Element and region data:
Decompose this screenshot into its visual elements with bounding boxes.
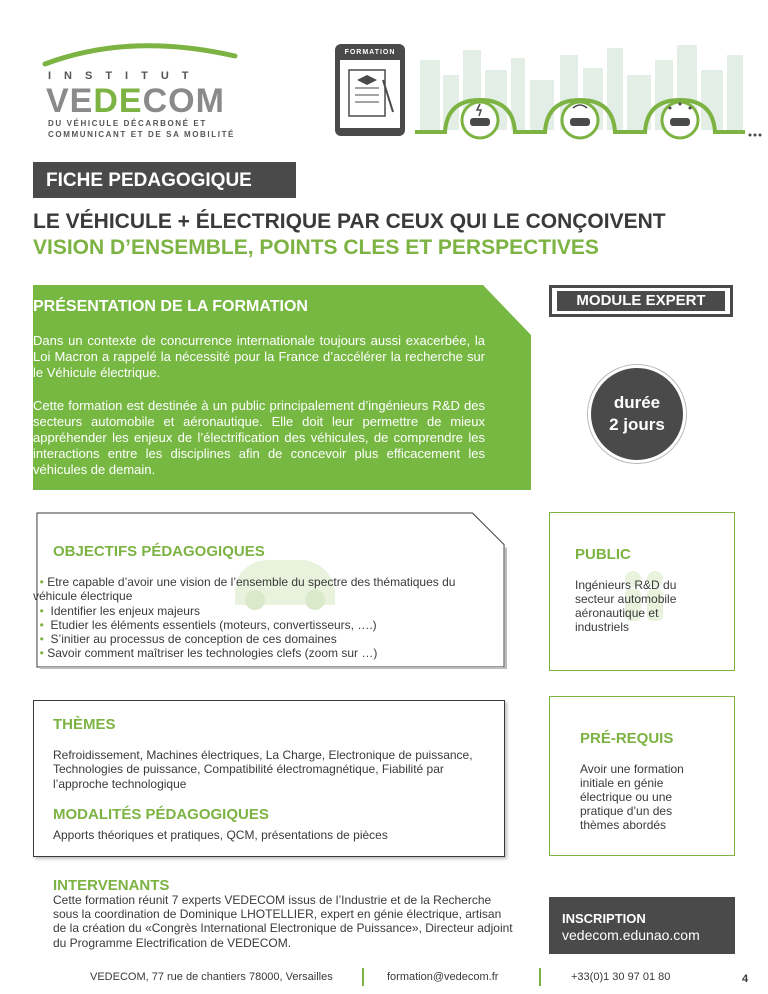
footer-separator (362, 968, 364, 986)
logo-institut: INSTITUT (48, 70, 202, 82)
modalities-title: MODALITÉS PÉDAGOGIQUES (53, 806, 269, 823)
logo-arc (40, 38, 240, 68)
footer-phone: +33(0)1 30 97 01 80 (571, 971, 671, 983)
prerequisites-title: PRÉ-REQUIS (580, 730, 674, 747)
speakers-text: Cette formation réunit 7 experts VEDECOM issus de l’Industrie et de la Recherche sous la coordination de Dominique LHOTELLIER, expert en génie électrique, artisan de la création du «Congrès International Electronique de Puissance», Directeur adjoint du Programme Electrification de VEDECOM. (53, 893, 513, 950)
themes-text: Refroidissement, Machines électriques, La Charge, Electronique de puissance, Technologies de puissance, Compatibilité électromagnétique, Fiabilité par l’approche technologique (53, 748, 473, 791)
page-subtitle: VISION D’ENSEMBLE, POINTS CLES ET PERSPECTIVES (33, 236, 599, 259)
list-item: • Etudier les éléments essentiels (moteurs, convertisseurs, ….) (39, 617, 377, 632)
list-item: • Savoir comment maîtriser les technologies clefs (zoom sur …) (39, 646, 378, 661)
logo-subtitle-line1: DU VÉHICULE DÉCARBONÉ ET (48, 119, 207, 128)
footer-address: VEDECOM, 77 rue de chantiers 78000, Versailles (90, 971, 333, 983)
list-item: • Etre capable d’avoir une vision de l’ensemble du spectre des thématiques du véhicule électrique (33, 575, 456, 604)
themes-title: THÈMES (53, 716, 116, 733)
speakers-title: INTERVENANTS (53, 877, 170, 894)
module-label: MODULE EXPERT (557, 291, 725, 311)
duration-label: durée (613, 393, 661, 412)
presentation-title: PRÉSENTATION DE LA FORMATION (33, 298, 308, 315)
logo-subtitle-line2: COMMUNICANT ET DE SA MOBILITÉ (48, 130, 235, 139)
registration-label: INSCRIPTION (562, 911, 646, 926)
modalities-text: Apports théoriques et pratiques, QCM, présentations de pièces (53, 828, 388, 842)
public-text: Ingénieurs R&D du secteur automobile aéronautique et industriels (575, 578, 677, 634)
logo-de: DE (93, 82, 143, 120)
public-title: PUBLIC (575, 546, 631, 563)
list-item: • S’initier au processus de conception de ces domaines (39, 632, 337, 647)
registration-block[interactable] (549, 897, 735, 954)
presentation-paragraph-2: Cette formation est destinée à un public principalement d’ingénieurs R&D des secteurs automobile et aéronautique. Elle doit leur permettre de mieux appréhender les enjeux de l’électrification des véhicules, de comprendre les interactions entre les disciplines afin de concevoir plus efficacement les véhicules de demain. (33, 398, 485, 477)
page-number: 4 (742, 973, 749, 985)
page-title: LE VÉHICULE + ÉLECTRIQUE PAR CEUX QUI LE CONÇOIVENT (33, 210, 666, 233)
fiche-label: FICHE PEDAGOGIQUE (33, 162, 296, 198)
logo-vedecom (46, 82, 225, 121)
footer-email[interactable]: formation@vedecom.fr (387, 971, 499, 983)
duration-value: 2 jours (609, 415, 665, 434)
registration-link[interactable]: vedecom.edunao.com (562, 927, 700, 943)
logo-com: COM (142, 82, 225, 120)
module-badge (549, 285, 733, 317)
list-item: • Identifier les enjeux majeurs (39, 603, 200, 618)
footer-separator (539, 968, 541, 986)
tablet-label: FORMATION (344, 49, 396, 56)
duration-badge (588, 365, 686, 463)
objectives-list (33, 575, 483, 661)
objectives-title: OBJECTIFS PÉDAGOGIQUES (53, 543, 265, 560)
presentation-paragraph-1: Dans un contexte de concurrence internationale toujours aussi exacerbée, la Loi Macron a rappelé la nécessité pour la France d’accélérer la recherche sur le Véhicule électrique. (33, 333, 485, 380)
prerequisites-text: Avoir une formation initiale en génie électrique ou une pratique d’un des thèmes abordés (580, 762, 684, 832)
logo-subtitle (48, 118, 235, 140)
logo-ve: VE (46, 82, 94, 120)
==
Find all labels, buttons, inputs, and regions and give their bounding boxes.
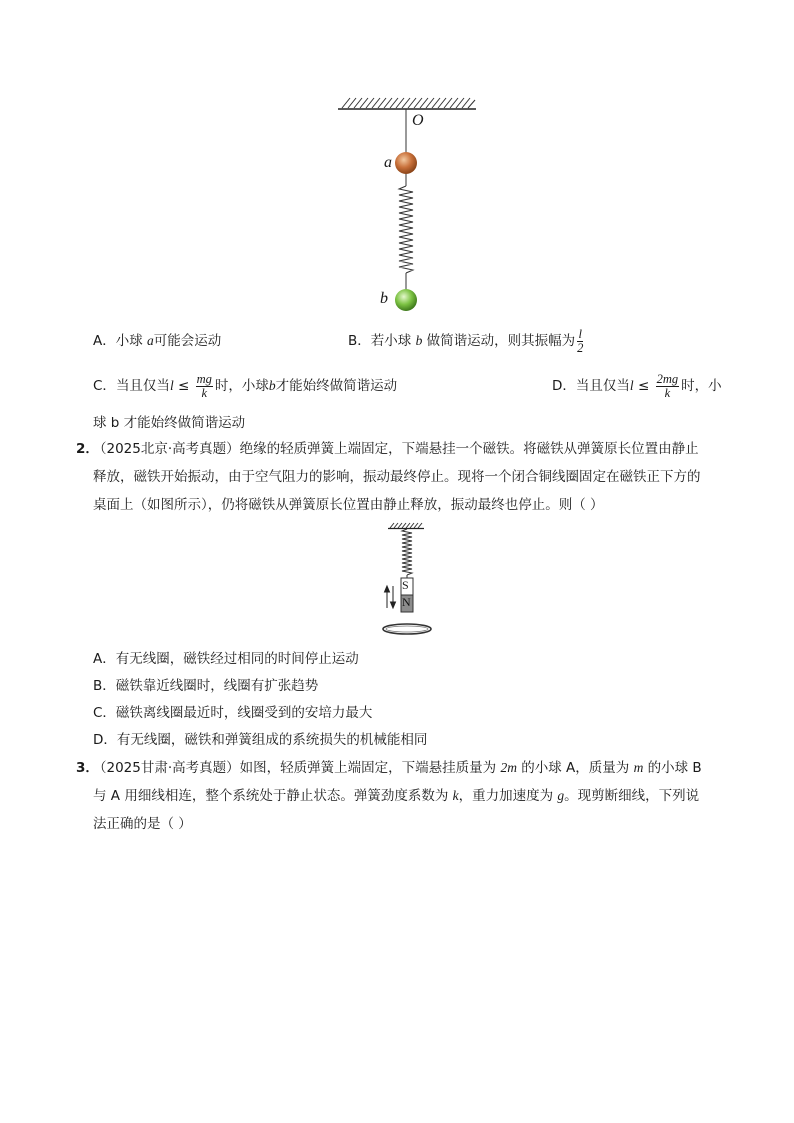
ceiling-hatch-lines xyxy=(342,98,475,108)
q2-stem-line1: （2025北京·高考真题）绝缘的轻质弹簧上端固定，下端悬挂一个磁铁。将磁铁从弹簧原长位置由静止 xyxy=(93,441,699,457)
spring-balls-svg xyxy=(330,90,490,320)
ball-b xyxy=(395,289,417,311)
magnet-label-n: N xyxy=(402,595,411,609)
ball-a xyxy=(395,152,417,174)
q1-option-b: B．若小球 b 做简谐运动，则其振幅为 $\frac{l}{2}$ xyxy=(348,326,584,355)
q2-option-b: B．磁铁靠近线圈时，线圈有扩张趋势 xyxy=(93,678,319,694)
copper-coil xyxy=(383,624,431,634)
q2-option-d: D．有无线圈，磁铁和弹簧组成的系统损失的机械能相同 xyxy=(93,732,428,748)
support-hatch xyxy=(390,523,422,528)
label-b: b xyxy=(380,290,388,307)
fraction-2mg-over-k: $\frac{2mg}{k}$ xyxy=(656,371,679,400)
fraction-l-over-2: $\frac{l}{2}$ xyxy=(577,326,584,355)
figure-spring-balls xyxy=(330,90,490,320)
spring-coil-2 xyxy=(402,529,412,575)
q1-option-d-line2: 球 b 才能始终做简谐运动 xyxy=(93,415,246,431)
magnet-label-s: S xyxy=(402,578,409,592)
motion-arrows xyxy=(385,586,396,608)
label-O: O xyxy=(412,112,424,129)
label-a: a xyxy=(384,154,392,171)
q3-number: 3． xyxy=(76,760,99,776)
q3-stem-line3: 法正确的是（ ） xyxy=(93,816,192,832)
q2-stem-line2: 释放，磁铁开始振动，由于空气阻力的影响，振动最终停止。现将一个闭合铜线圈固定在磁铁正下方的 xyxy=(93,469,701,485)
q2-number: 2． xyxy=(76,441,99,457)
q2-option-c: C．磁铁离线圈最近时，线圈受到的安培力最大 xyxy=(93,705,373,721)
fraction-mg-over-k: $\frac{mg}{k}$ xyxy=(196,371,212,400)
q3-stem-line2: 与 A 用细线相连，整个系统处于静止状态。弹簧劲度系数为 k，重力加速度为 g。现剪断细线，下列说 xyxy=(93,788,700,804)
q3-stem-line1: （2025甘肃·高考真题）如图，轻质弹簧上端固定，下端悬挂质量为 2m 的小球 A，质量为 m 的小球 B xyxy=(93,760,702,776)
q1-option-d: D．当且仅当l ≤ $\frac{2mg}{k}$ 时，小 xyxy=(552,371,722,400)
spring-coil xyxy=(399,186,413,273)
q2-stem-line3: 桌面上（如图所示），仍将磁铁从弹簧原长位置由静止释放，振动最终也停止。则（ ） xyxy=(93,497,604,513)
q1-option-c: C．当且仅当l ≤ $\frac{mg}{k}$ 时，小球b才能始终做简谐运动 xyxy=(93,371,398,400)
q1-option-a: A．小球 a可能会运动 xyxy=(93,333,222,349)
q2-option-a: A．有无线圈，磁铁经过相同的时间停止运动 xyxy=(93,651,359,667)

- Exercise requirements
Copy the lines of the records starting at the line containing "footer-separator (362, 968, 364, 986)" and ending at the line containing "duration-label: durée (613, 393, 661, 412)", both included, reproducing them verbatim.

- Response
footer-separator (362, 968, 364, 986)
logo-institut: INSTITUT (48, 70, 202, 82)
modalities-title: MODALITÉS PÉDAGOGIQUES (53, 806, 269, 823)
logo-arc (40, 38, 240, 68)
footer-phone: +33(0)1 30 97 01 80 (571, 971, 671, 983)
prerequisites-title: PRÉ-REQUIS (580, 730, 674, 747)
speakers-text: Cette formation réunit 7 experts VEDECOM issus de l’Industrie et de la Recherche sous la coordination de Dominique LHOTELLIER, expert en génie électrique, artisan de la création du «Congrès International Electronique de Puissance», Directeur adjoint du Programme Electrification de VEDECOM. (53, 893, 513, 950)
themes-text: Refroidissement, Machines électriques, La Charge, Electronique de puissance, Technologies de puissance, Compatibilité électromagnétique, Fiabilité par l’approche technologique (53, 748, 473, 791)
page-subtitle: VISION D’ENSEMBLE, POINTS CLES ET PERSPECTIVES (33, 236, 599, 259)
list-item: • Etudier les éléments essentiels (moteurs, convertisseurs, ….) (39, 617, 377, 632)
list-item: • Savoir comment maîtriser les technologies clefs (zoom sur …) (39, 646, 378, 661)
logo-subtitle-line1: DU VÉHICULE DÉCARBONÉ ET (48, 119, 207, 128)
footer-address: VEDECOM, 77 rue de chantiers 78000, Versailles (90, 971, 333, 983)
list-item: • Etre capable d’avoir une vision de l’ensemble du spectre des thématiques du véhicule électrique (33, 575, 456, 604)
themes-title: THÈMES (53, 716, 116, 733)
speakers-title: INTERVENANTS (53, 877, 170, 894)
module-label: MODULE EXPERT (557, 291, 725, 311)
duration-label: durée (613, 393, 661, 412)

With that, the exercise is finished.